Dataset entries

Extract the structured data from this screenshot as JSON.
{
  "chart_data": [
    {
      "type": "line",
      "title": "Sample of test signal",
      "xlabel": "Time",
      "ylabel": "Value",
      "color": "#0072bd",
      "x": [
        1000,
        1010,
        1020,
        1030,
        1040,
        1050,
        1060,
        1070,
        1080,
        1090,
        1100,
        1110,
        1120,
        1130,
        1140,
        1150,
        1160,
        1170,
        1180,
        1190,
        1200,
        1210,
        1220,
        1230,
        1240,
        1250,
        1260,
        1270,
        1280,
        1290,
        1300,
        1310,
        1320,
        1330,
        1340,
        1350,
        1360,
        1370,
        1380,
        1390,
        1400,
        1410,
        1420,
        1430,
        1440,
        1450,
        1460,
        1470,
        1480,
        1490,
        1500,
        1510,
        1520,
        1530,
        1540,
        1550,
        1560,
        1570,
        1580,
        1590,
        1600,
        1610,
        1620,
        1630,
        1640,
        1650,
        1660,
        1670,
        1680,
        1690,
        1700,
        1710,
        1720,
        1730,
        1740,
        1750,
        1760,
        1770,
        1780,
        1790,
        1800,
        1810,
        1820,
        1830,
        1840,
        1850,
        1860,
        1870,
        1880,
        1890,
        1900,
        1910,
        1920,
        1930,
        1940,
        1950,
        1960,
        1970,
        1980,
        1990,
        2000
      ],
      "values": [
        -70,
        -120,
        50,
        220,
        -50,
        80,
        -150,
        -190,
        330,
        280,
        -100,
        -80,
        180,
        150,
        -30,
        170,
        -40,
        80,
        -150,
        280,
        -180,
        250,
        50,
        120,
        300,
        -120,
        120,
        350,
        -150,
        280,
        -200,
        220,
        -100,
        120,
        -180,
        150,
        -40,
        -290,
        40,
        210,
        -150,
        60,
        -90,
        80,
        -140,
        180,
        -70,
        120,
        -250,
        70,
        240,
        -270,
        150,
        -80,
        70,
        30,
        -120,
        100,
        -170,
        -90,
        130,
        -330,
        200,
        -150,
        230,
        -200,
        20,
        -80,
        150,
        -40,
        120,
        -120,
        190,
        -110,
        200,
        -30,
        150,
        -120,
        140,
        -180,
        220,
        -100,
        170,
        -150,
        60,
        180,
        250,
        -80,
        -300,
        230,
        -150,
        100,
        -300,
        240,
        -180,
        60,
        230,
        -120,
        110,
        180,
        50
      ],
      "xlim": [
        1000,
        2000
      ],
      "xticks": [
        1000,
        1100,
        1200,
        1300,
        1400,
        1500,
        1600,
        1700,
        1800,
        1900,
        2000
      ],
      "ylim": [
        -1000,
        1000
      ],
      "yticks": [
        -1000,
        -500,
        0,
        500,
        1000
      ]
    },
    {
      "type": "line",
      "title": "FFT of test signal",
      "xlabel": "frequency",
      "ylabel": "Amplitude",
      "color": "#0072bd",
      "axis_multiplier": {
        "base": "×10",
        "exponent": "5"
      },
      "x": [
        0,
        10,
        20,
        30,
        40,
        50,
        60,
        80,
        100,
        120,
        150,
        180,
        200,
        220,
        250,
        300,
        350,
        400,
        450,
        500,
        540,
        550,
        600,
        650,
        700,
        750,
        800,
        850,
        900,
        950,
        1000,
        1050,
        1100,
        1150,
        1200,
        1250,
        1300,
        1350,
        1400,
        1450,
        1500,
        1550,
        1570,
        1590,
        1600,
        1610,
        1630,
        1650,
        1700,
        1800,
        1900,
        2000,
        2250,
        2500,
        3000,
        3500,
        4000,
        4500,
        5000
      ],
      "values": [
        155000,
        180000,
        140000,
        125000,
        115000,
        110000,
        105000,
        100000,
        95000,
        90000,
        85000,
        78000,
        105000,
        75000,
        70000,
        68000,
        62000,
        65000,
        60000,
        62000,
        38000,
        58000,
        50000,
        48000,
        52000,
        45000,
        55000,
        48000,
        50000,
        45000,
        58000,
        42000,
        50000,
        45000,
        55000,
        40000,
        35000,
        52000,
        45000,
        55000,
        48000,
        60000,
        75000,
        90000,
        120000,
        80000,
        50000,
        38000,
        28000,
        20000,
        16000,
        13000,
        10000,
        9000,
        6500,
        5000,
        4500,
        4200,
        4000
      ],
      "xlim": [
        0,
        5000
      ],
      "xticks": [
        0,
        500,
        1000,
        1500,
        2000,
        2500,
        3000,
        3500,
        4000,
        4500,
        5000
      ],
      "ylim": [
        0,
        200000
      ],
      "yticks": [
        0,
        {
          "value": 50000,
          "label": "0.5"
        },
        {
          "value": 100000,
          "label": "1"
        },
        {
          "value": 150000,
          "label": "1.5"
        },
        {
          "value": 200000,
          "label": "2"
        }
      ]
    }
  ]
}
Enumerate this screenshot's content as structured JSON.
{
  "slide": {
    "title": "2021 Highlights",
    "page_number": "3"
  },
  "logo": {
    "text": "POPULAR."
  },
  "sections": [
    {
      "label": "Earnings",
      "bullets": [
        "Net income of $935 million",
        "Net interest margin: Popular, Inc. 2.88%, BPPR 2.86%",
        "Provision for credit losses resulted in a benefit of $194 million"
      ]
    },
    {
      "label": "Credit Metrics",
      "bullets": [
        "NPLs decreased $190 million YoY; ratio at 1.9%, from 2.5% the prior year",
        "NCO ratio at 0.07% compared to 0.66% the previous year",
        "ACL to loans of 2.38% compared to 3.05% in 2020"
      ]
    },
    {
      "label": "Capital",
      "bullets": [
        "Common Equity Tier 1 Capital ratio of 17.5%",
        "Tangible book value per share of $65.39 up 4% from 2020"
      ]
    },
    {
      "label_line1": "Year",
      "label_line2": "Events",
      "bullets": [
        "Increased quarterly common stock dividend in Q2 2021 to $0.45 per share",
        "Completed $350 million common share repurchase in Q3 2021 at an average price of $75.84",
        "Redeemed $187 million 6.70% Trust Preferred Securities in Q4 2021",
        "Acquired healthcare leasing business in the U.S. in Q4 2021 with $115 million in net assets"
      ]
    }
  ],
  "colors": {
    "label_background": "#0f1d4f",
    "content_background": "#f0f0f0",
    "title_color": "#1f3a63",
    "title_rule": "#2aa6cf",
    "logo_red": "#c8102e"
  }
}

### WHAT IS EXPECTED
Write out every record verbatim.

### WRITTEN SOLUTION
Extract the structured data from this screenshot as JSON.
{
  "chart_data": [
    {
      "type": "line",
      "title": "Sample of test signal",
      "xlabel": "Time",
      "ylabel": "Value",
      "color": "#0072bd",
      "x": [
        1000,
        1010,
        1020,
        1030,
        1040,
        1050,
        1060,
        1070,
        1080,
        1090,
        1100,
        1110,
        1120,
        1130,
        1140,
        1150,
        1160,
        1170,
        1180,
        1190,
        1200,
        1210,
        1220,
        1230,
        1240,
        1250,
        1260,
        1270,
        1280,
        1290,
        1300,
        1310,
        1320,
        1330,
        1340,
        1350,
        1360,
        1370,
        1380,
        1390,
        1400,
        1410,
        1420,
        1430,
        1440,
        1450,
        1460,
        1470,
        1480,
        1490,
        1500,
        1510,
        1520,
        1530,
        1540,
        1550,
        1560,
        1570,
        1580,
        1590,
        1600,
        1610,
        1620,
        1630,
        1640,
        1650,
        1660,
        1670,
        1680,
        1690,
        1700,
        1710,
        1720,
        1730,
        1740,
        1750,
        1760,
        1770,
        1780,
        1790,
        1800,
        1810,
        1820,
        1830,
        1840,
        1850,
        1860,
        1870,
        1880,
        1890,
        1900,
        1910,
        1920,
        1930,
        1940,
        1950,
        1960,
        1970,
        1980,
        1990,
        2000
      ],
      "values": [
        -70,
        -120,
        50,
        220,
        -50,
        80,
        -150,
        -190,
        330,
        280,
        -100,
        -80,
        180,
        150,
        -30,
        170,
        -40,
        80,
        -150,
        280,
        -180,
        250,
        50,
        120,
        300,
        -120,
        120,
        350,
        -150,
        280,
        -200,
        220,
        -100,
        120,
        -180,
        150,
        -40,
        -290,
        40,
        210,
        -150,
        60,
        -90,
        80,
        -140,
        180,
        -70,
        120,
        -250,
        70,
        240,
        -270,
        150,
        -80,
        70,
        30,
        -120,
        100,
        -170,
        -90,
        130,
        -330,
        200,
        -150,
        230,
        -200,
        20,
        -80,
        150,
        -40,
        120,
        -120,
        190,
        -110,
        200,
        -30,
        150,
        -120,
        140,
        -180,
        220,
        -100,
        170,
        -150,
        60,
        180,
        250,
        -80,
        -300,
        230,
        -150,
        100,
        -300,
        240,
        -180,
        60,
        230,
        -120,
        110,
        180,
        50
      ],
      "xlim": [
        1000,
        2000
      ],
      "xticks": [
        1000,
        1100,
        1200,
        1300,
        1400,
        1500,
        1600,
        1700,
        1800,
        1900,
        2000
      ],
      "ylim": [
        -1000,
        1000
      ],
      "yticks": [
        -1000,
        -500,
        0,
        500,
        1000
      ]
    },
    {
      "type": "line",
      "title": "FFT of test signal",
      "xlabel": "frequency",
      "ylabel": "Amplitude",
      "color": "#0072bd",
      "axis_multiplier": {
        "base": "×10",
        "exponent": "5"
      },
      "x": [
        0,
        10,
        20,
        30,
        40,
        50,
        60,
        80,
        100,
        120,
        150,
        180,
        200,
        220,
        250,
        300,
        350,
        400,
        450,
        500,
        540,
        550,
        600,
        650,
        700,
        750,
        800,
        850,
        900,
        950,
        1000,
        1050,
        1100,
        1150,
        1200,
        1250,
        1300,
        1350,
        1400,
        1450,
        1500,
        1550,
        1570,
        1590,
        1600,
        1610,
        1630,
        1650,
        1700,
        1800,
        1900,
        2000,
        2250,
        2500,
        3000,
        3500,
        4000,
        4500,
        5000
      ],
      "values": [
        155000,
        180000,
        140000,
        125000,
        115000,
        110000,
        105000,
        100000,
        95000,
        90000,
        85000,
        78000,
        105000,
        75000,
        70000,
        68000,
        62000,
        65000,
        60000,
        62000,
        38000,
        58000,
        50000,
        48000,
        52000,
        45000,
        55000,
        48000,
        50000,
        45000,
        58000,
        42000,
        50000,
        45000,
        55000,
        40000,
        35000,
        52000,
        45000,
        55000,
        48000,
        60000,
        75000,
        90000,
        120000,
        80000,
        50000,
        38000,
        28000,
        20000,
        16000,
        13000,
        10000,
        9000,
        6500,
        5000,
        4500,
        4200,
        4000
      ],
      "xlim": [
        0,
        5000
      ],
      "xticks": [
        0,
        500,
        1000,
        1500,
        2000,
        2500,
        3000,
        3500,
        4000,
        4500,
        5000
      ],
      "ylim": [
        0,
        200000
      ],
      "yticks": [
        0,
        {
          "value": 50000,
          "label": "0.5"
        },
        {
          "value": 100000,
          "label": "1"
        },
        {
          "value": 150000,
          "label": "1.5"
        },
        {
          "value": 200000,
          "label": "2"
        }
      ]
    }
  ]
}
Enumerate this screenshot's content as structured JSON.
{
  "slide": {
    "title": "2021 Highlights",
    "page_number": "3"
  },
  "logo": {
    "text": "POPULAR."
  },
  "sections": [
    {
      "label": "Earnings",
      "bullets": [
        "Net income of $935 million",
        "Net interest margin: Popular, Inc. 2.88%, BPPR 2.86%",
        "Provision for credit losses resulted in a benefit of $194 million"
      ]
    },
    {
      "label": "Credit Metrics",
      "bullets": [
        "NPLs decreased $190 million YoY; ratio at 1.9%, from 2.5% the prior year",
        "NCO ratio at 0.07% compared to 0.66% the previous year",
        "ACL to loans of 2.38% compared to 3.05% in 2020"
      ]
    },
    {
      "label": "Capital",
      "bullets": [
        "Common Equity Tier 1 Capital ratio of 17.5%",
        "Tangible book value per share of $65.39 up 4% from 2020"
      ]
    },
    {
      "label_line1": "Year",
      "label_line2": "Events",
      "bullets": [
        "Increased quarterly common stock dividend in Q2 2021 to $0.45 per share",
        "Completed $350 million common share repurchase in Q3 2021 at an average price of $75.84",
        "Redeemed $187 million 6.70% Trust Preferred Securities in Q4 2021",
        "Acquired healthcare leasing business in the U.S. in Q4 2021 with $115 million in net assets"
      ]
    }
  ],
  "colors": {
    "label_background": "#0f1d4f",
    "content_background": "#f0f0f0",
    "title_color": "#1f3a63",
    "title_rule": "#2aa6cf",
    "logo_red": "#c8102e"
  }
}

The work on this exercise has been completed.